**Dataset items**
↓
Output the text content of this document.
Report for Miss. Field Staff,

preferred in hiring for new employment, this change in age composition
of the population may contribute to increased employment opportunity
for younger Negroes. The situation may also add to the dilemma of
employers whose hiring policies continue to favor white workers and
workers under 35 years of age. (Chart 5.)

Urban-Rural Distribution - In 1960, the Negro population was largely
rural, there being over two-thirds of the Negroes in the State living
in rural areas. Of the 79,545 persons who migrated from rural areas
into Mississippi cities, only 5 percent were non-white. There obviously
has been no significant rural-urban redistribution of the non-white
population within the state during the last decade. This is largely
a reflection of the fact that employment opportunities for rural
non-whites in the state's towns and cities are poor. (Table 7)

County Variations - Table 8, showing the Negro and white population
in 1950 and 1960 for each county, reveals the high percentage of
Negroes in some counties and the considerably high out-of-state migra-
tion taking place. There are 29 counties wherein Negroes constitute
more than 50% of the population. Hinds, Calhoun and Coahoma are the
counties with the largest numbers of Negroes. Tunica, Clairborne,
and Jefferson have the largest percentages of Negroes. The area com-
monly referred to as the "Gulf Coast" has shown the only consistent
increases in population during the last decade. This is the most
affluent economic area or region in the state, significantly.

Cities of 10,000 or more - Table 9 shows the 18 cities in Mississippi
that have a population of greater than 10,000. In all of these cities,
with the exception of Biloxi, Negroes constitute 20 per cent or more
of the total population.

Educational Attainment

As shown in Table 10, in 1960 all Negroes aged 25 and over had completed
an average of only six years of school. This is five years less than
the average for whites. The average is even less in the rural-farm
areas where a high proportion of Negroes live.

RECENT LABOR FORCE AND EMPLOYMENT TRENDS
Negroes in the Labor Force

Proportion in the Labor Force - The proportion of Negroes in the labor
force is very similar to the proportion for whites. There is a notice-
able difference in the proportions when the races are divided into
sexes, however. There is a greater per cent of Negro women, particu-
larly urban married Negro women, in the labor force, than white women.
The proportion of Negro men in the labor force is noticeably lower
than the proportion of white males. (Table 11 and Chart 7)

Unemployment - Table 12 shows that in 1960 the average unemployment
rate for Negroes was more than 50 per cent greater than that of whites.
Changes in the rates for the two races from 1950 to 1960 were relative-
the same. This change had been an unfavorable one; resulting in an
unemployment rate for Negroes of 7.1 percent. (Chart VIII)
↑
**What you need to do**
Restate the listing in full, word for word.

**Complete output**
Output the text content of this document.
Report for Miss. Field Staff,

preferred in hiring for new employment, this change in age composition
of the population may contribute to increased employment opportunity
for younger Negroes. The situation may also add to the dilemma of
employers whose hiring policies continue to favor white workers and
workers under 35 years of age. (Chart 5.)

Urban-Rural Distribution - In 1960, the Negro population was largely
rural, there being over two-thirds of the Negroes in the State living
in rural areas. Of the 79,545 persons who migrated from rural areas
into Mississippi cities, only 5 percent were non-white. There obviously
has been no significant rural-urban redistribution of the non-white
population within the state during the last decade. This is largely
a reflection of the fact that employment opportunities for rural
non-whites in the state's towns and cities are poor. (Table 7)

County Variations - Table 8, showing the Negro and white population
in 1950 and 1960 for each county, reveals the high percentage of
Negroes in some counties and the considerably high out-of-state migra-
tion taking place. There are 29 counties wherein Negroes constitute
more than 50% of the population. Hinds, Calhoun and Coahoma are the
counties with the largest numbers of Negroes. Tunica, Clairborne,
and Jefferson have the largest percentages of Negroes. The area com-
monly referred to as the "Gulf Coast" has shown the only consistent
increases in population during the last decade. This is the most
affluent economic area or region in the state, significantly.

Cities of 10,000 or more - Table 9 shows the 18 cities in Mississippi
that have a population of greater than 10,000. In all of these cities,
with the exception of Biloxi, Negroes constitute 20 per cent or more
of the total population.

Educational Attainment

As shown in Table 10, in 1960 all Negroes aged 25 and over had completed
an average of only six years of school. This is five years less than
the average for whites. The average is even less in the rural-farm
areas where a high proportion of Negroes live.

RECENT LABOR FORCE AND EMPLOYMENT TRENDS
Negroes in the Labor Force

Proportion in the Labor Force - The proportion of Negroes in the labor
force is very similar to the proportion for whites. There is a notice-
able difference in the proportions when the races are divided into
sexes, however. There is a greater per cent of Negro women, particu-
larly urban married Negro women, in the labor force, than white women.
The proportion of Negro men in the labor force is noticeably lower
than the proportion of white males. (Table 11 and Chart 7)

Unemployment - Table 12 shows that in 1960 the average unemployment
rate for Negroes was more than 50 per cent greater than that of whites.
Changes in the rates for the two races from 1950 to 1960 were relative-
the same. This change had been an unfavorable one; resulting in an
unemployment rate for Negroes of 7.1 percent. (Chart VIII)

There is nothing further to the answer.